This report investigates a unique combination of these industry drivers on the historic, current and future status of the petrochemical industry to gain insight into the sustainability of petrochemicals. Three categories of petrochemicals are subject to analysis, namely methanol, olefins and ammonia/urea. For each of these petrochemicals, the following series of studies are formed and analysed in aggregate to gain insight in to the sustainability prospects of the industry:

  • An assessment of the historic and current status of market trade, including trends in end-uses, feedstocks, demand, production and international trade. Demand projections for each chemical are made based on collected data.
  • Process engineering characterisation of the current and low carbon alternative routes and feedstocks to produce the key petrochemical productions.
  • Environmental life cycle assessment of the various feedstocks and production methods for each petrochemical and a contribution analysis of the key environmental impacts.
  • Market projection of petrochemical production and technology mixes for a key region China, for the time period 2010 – 2050.
  • A series of expert stakeholder interviews on views of how the petrochemical industry may progress in terms of demand, costs, environmental impacts and policy drivers.

Publication Summary

  • Petrochemicals are an important building block of a huge range of products that underpin modern daily life and economic activity.
  • The potential to sustainably produce methanol, olefins and ammonia/urea has been investigated.
  • As well as its use as a fuel, methanol may be used as a feedstock for a wide range of downstream products. It has a healthy and growing global market, particularly in China. Efficient, sustainable production of methanol could drive the decarbonisation of the petrochemicals industry.
  • Olefins are crucial intermediates in the manufacture of a vast range of products. Ethylene and propylene are basic petrochemicals used primarily to manufacture plastics, while butadiene is used to create a variety of synthetic rubbers. Driven by population and fast economic growth, the manufacturing of such basic materials has moved from Europe and North America to East Asia, and so has the demand for olefins.
  • Biomass and wind-sourced methane-to-olefin routes, while more costly, showed potential to decrease carbon emissions compared with the conventional naphtha-cracking route. Unabated coal-to-olefins exhibit a higher environmental impact, though the application of carbon capture and storage (CCS) would reduce these emissions markedly.
  • A reduction in crude oil demand associated with transport fuels seems quite possible in the medium-term future, which would lower feedstock costs, improve their competitive advantage and, consequently, shift olefin production back towards heavier hydrocarbons.
  • The use of ammonia to produce fertilisers is essentially driven by the demand for agricultural products. Combining hydrogen, derived from natural gas, with airborne nitrogen is the traditional process for ammonia production. Consequently, ammonia production and hence fertiliser production has traditionally been driven towards the cheapest source of natural gas. At the same time, food security issues incentivise local fertiliser production, leading to a tension between these two drivers, i.e. to produce fertilisers where natural gas is cheapest or where they are in greatest demand. Increasingly, the cost of the primary feedstock dominates, leading to production at otherwise stranded sources of natural gas or, in the case of China, where there is cheap coal.

■ Extracted data ■
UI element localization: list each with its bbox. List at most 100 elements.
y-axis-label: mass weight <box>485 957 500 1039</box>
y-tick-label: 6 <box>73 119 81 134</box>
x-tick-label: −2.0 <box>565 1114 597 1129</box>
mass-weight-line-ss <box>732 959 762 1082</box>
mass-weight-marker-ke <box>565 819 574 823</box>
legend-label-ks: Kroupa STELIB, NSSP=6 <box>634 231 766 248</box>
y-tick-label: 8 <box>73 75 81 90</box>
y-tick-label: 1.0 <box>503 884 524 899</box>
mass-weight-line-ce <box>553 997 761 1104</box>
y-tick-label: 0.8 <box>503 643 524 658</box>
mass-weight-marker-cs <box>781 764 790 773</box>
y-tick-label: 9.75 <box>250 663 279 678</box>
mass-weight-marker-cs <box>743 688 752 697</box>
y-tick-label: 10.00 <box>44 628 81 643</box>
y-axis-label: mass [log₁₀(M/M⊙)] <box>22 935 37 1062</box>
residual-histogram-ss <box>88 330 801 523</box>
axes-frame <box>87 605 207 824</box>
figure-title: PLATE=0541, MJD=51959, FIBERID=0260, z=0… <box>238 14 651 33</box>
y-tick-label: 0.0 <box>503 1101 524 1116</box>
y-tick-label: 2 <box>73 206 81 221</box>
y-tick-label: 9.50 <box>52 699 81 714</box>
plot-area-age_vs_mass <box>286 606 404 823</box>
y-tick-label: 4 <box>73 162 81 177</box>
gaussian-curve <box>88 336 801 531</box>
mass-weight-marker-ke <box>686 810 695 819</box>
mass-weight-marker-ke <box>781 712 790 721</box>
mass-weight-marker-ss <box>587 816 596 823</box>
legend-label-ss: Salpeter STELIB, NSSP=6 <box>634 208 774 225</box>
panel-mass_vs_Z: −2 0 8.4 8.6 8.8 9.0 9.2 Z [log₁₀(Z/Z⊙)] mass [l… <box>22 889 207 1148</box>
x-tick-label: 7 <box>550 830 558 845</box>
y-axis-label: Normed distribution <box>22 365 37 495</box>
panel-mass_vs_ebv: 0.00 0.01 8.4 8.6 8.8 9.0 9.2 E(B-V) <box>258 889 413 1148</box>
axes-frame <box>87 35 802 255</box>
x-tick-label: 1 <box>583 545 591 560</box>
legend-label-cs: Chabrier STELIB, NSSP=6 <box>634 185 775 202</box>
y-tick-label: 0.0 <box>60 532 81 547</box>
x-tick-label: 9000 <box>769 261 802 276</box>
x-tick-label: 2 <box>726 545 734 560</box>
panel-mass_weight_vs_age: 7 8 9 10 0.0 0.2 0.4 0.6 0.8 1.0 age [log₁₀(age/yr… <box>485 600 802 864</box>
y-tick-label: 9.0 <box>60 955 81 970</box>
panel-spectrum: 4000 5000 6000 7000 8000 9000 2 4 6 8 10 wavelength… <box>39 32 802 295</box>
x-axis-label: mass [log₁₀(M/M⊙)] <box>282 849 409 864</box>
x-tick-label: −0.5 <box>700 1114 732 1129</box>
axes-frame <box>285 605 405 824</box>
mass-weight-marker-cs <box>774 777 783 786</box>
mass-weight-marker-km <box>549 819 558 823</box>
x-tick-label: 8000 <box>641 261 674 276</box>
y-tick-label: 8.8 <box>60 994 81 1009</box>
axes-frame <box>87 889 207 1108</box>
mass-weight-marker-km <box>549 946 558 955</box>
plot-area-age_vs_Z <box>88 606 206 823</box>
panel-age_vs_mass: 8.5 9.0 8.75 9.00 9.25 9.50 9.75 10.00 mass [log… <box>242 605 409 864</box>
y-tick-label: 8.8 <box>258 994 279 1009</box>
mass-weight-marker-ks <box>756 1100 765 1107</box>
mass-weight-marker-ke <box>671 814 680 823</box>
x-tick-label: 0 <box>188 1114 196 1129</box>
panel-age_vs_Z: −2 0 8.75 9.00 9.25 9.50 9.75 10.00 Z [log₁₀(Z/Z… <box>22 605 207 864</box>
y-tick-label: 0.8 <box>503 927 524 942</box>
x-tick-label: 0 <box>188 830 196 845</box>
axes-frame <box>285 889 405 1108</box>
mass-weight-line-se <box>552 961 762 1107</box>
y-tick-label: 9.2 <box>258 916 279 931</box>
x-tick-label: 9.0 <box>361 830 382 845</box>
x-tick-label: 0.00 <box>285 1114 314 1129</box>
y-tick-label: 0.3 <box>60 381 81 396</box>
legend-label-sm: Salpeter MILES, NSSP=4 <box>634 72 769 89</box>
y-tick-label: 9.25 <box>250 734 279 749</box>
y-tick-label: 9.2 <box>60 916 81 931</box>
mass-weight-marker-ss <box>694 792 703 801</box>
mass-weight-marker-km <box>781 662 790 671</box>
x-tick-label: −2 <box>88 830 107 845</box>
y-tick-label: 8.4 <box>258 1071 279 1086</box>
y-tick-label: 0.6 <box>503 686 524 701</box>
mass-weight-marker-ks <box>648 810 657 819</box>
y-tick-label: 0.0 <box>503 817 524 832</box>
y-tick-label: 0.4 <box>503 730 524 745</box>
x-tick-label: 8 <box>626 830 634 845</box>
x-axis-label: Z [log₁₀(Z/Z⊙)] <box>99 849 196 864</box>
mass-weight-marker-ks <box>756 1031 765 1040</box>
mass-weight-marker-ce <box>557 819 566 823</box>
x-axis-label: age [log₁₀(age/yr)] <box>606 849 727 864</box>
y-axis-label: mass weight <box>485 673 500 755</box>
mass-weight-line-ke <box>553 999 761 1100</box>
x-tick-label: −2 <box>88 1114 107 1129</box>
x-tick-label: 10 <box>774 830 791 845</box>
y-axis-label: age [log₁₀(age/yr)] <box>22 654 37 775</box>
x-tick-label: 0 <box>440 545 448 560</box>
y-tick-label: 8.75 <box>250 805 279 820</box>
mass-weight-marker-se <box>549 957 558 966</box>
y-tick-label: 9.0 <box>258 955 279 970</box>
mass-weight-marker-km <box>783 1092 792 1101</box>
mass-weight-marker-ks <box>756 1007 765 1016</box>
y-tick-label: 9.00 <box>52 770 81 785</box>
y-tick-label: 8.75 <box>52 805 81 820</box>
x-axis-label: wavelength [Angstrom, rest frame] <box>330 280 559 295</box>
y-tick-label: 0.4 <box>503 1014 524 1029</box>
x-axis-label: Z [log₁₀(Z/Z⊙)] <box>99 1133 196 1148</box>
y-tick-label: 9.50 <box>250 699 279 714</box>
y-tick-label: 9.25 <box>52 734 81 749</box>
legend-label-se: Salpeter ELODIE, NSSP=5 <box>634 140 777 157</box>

■ Short problem ■
Please pull out the passage of the petrochemicals report from "Publication Summary" up to and including "the petrochemicals industry.". These entries come from a separate source.

■ Result for this exercise ■
Publication Summary

  • Petrochemicals are an important building block of a huge range of products that underpin modern daily life and economic activity.
  • The potential to sustainably produce methanol, olefins and ammonia/urea has been investigated.
  • As well as its use as a fuel, methanol may be used as a feedstock for a wide range of downstream products. It has a healthy and growing global market, particularly in China. Efficient, sustainable production of methanol could drive the decarbonisation of the petrochemicals industry.